AVAILABLE RECORDS:

++++++++++++++++++++

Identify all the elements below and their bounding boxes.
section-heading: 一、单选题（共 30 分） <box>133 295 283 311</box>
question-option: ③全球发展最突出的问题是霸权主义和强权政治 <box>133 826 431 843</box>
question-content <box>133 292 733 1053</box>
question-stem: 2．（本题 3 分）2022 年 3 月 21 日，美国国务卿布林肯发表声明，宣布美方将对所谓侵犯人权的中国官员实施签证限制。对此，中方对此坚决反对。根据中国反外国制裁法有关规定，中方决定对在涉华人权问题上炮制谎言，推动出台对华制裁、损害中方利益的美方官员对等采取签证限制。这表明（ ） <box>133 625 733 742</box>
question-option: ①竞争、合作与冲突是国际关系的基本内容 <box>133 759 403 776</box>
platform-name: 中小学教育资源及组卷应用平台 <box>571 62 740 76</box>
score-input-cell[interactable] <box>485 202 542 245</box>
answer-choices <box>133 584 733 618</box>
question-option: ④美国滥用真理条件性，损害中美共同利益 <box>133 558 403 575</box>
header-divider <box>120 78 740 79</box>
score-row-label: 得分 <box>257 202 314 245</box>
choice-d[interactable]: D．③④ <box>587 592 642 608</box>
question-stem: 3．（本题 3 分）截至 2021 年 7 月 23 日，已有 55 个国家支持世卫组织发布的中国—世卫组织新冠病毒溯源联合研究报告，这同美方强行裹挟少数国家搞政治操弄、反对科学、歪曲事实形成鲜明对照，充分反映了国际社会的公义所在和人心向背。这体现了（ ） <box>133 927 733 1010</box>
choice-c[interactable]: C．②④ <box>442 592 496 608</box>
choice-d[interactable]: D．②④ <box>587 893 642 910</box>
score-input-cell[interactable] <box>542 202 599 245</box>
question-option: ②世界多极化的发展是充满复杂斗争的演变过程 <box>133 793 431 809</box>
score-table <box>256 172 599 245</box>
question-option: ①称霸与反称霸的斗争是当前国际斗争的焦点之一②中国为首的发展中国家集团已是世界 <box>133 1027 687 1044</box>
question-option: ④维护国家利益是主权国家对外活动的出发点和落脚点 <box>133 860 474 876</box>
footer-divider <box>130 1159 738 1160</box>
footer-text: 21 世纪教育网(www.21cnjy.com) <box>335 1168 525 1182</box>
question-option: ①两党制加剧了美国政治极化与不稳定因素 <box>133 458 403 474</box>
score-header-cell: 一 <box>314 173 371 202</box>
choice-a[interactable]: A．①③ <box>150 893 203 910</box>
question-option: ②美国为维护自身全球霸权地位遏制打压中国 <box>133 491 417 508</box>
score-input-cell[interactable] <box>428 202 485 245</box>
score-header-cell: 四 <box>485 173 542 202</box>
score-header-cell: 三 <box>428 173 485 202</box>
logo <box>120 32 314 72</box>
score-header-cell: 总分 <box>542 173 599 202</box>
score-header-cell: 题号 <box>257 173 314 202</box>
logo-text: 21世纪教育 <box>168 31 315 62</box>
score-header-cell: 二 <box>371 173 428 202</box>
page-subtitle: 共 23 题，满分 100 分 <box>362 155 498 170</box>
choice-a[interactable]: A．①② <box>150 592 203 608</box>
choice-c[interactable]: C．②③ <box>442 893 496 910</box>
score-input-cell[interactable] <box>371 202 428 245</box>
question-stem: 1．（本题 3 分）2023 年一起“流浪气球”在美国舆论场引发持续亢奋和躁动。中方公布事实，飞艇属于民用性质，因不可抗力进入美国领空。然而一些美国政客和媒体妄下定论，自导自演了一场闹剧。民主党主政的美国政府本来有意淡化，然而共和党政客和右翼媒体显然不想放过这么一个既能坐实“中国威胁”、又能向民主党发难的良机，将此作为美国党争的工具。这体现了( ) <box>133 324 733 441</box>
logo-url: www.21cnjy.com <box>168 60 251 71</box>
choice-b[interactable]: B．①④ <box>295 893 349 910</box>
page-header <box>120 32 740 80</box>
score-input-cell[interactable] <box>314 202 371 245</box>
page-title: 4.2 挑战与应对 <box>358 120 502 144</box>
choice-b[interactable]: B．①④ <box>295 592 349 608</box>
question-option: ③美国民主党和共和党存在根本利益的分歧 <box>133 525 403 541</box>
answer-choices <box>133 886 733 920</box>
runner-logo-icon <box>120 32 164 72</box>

++++++++++++++++++++

THE TASK: Rewrite every entry above as a numbered list, leaving out any blank lines.

RESPONSE:
1. Identify all the elements below and their bounding boxes.
2. section-heading: 一、单选题（共 30 分） <box>133 295 283 311</box>
3. question-option: ③全球发展最突出的问题是霸权主义和强权政治 <box>133 826 431 843</box>
4. question-content <box>133 292 733 1053</box>
5. question-stem: 2．（本题 3 分）2022 年 3 月 21 日，美国国务卿布林肯发表声明，宣布美方将对所谓侵犯人权的中国官员实施签证限制。对此，中方对此坚决反对。根据中国反外国制裁法有关规定，中方决定对在涉华人权问题上炮制谎言，推动出台对华制裁、损害中方利益的美方官员对等采取签证限制。这表明（ ） <box>133 625 733 742</box>
6. question-option: ①竞争、合作与冲突是国际关系的基本内容 <box>133 759 403 776</box>
7. platform-name: 中小学教育资源及组卷应用平台 <box>571 62 740 76</box>
8. score-input-cell[interactable] <box>485 202 542 245</box>
9. answer-choices <box>133 584 733 618</box>
10. question-option: ④美国滥用真理条件性，损害中美共同利益 <box>133 558 403 575</box>
11. header-divider <box>120 78 740 79</box>
12. score-row-label: 得分 <box>257 202 314 245</box>
13. choice-d[interactable]: D．③④ <box>587 592 642 608</box>
14. question-stem: 3．（本题 3 分）截至 2021 年 7 月 23 日，已有 55 个国家支持世卫组织发布的中国—世卫组织新冠病毒溯源联合研究报告，这同美方强行裹挟少数国家搞政治操弄、反对科学、歪曲事实形成鲜明对照，充分反映了国际社会的公义所在和人心向背。这体现了（ ） <box>133 927 733 1010</box>
15. choice-c[interactable]: C．②④ <box>442 592 496 608</box>
16. choice-d[interactable]: D．②④ <box>587 893 642 910</box>
17. score-input-cell[interactable] <box>542 202 599 245</box>
18. question-option: ②世界多极化的发展是充满复杂斗争的演变过程 <box>133 793 431 809</box>
19. score-table <box>256 172 599 245</box>
20. question-option: ①称霸与反称霸的斗争是当前国际斗争的焦点之一②中国为首的发展中国家集团已是世界 <box>133 1027 687 1044</box>
21. question-option: ④维护国家利益是主权国家对外活动的出发点和落脚点 <box>133 860 474 876</box>
22. footer-divider <box>130 1159 738 1160</box>
23. footer-text: 21 世纪教育网(www.21cnjy.com) <box>335 1168 525 1182</box>
24. question-option: ①两党制加剧了美国政治极化与不稳定因素 <box>133 458 403 474</box>
25. score-header-cell: 一 <box>314 173 371 202</box>
26. choice-a[interactable]: A．①③ <box>150 893 203 910</box>
27. question-option: ②美国为维护自身全球霸权地位遏制打压中国 <box>133 491 417 508</box>
28. score-input-cell[interactable] <box>428 202 485 245</box>
29. score-header-cell: 四 <box>485 173 542 202</box>
30. score-header-cell: 三 <box>428 173 485 202</box>
31. logo <box>120 32 314 72</box>
32. score-header-cell: 总分 <box>542 173 599 202</box>
33. score-header-cell: 题号 <box>257 173 314 202</box>
34. logo-text: 21世纪教育 <box>168 31 315 62</box>
35. score-header-cell: 二 <box>371 173 428 202</box>
36. page-subtitle: 共 23 题，满分 100 分 <box>362 155 498 170</box>
37. choice-a[interactable]: A．①② <box>150 592 203 608</box>
38. choice-c[interactable]: C．②③ <box>442 893 496 910</box>
39. score-input-cell[interactable] <box>371 202 428 245</box>
40. question-stem: 1．（本题 3 分）2023 年一起“流浪气球”在美国舆论场引发持续亢奋和躁动。中方公布事实，飞艇属于民用性质，因不可抗力进入美国领空。然而一些美国政客和媒体妄下定论，自导自演了一场闹剧。民主党主政的美国政府本来有意淡化，然而共和党政客和右翼媒体显然不想放过这么一个既能坐实“中国威胁”、又能向民主党发难的良机，将此作为美国党争的工具。这体现了( ) <box>133 324 733 441</box>
41. logo-url: www.21cnjy.com <box>168 60 251 71</box>
42. choice-b[interactable]: B．①④ <box>295 893 349 910</box>
43. page-header <box>120 32 740 80</box>
44. score-input-cell[interactable] <box>314 202 371 245</box>
45. page-title: 4.2 挑战与应对 <box>358 120 502 144</box>
46. choice-b[interactable]: B．①④ <box>295 592 349 608</box>
47. question-option: ③美国民主党和共和党存在根本利益的分歧 <box>133 525 403 541</box>
48. answer-choices <box>133 886 733 920</box>
49. runner-logo-icon <box>120 32 164 72</box>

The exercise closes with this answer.